Look through the entries below and report how many lines hold the string "name". Only the number is wanted.

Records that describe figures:
_ _ _ _ _ _ _

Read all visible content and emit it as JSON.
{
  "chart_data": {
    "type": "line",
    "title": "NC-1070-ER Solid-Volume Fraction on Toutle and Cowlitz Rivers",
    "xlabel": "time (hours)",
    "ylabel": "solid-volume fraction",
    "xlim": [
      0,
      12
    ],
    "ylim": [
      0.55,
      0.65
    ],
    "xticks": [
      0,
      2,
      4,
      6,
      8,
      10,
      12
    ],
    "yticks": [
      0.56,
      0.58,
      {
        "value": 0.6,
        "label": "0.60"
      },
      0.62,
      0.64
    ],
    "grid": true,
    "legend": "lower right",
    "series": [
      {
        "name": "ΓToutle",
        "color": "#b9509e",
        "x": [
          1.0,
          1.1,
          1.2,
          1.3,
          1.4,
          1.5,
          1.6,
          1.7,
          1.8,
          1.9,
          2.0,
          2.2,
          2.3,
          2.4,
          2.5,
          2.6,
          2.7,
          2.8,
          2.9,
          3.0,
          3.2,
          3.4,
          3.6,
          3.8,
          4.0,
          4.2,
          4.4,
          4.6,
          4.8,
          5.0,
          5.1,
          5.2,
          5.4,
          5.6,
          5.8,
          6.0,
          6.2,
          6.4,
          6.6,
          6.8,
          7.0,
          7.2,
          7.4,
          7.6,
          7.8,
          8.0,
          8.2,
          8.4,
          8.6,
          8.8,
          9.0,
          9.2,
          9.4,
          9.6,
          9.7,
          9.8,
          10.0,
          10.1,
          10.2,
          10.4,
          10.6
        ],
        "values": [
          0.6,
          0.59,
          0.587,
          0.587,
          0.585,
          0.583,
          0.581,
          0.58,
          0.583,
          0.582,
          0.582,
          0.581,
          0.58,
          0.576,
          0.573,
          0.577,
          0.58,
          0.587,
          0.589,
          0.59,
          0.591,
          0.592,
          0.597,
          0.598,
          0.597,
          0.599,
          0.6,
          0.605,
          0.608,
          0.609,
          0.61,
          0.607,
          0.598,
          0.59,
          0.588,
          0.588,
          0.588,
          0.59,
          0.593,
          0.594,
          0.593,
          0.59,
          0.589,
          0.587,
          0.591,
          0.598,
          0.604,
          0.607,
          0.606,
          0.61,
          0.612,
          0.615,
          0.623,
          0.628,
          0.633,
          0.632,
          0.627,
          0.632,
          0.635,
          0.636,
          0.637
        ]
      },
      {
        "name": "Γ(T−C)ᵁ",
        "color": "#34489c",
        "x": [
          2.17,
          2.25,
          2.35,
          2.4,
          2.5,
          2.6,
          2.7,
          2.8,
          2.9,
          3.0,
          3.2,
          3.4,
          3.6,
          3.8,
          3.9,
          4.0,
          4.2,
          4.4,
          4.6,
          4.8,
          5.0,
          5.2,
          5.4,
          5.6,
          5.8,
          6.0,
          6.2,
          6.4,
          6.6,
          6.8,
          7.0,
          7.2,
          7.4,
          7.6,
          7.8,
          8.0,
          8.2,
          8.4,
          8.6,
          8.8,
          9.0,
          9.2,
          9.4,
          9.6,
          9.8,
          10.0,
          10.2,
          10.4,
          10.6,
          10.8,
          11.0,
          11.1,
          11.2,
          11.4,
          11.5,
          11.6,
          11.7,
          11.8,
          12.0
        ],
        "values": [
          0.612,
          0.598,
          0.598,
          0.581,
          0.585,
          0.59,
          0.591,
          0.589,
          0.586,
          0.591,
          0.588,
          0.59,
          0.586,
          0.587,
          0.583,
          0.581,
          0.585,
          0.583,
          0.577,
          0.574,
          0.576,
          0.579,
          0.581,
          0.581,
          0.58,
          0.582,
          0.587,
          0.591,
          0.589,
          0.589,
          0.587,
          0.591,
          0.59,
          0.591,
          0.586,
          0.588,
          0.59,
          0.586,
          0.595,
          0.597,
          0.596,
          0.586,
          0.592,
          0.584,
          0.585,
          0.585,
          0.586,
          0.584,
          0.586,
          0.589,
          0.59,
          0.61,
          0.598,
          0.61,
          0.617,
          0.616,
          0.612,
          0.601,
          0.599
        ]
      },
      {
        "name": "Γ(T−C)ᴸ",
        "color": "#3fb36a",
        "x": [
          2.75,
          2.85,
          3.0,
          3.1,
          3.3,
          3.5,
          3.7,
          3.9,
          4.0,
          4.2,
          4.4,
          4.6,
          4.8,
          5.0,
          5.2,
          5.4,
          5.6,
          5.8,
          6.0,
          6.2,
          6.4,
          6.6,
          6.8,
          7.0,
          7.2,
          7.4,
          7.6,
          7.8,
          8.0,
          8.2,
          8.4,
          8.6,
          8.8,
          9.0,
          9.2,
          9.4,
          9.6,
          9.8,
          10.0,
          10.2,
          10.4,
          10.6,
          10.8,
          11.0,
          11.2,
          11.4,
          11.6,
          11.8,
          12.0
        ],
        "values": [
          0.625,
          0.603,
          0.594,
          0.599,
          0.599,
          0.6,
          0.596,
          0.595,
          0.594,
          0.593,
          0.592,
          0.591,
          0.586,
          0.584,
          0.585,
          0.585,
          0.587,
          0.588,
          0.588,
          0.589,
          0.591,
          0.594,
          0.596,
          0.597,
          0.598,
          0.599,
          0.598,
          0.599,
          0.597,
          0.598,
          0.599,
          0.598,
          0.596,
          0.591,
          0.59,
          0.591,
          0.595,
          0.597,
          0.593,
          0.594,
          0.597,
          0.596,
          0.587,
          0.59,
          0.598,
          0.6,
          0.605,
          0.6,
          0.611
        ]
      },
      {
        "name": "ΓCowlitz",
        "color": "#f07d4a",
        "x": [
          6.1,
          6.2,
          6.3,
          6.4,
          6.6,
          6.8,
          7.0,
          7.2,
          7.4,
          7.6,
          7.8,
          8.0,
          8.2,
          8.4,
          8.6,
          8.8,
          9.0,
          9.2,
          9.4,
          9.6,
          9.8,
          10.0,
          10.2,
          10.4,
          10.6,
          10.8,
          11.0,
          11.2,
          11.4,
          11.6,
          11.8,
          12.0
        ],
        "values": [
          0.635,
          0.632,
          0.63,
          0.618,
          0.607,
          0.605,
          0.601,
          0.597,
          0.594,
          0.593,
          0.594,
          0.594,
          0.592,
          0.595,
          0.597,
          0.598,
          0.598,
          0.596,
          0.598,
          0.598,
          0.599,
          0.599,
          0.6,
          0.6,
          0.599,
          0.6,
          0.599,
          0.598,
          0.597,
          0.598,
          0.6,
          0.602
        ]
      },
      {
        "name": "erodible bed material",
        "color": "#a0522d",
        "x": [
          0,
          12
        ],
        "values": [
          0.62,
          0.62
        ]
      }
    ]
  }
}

_ _ _ _ _ _ _

> Solution to this exercise: 5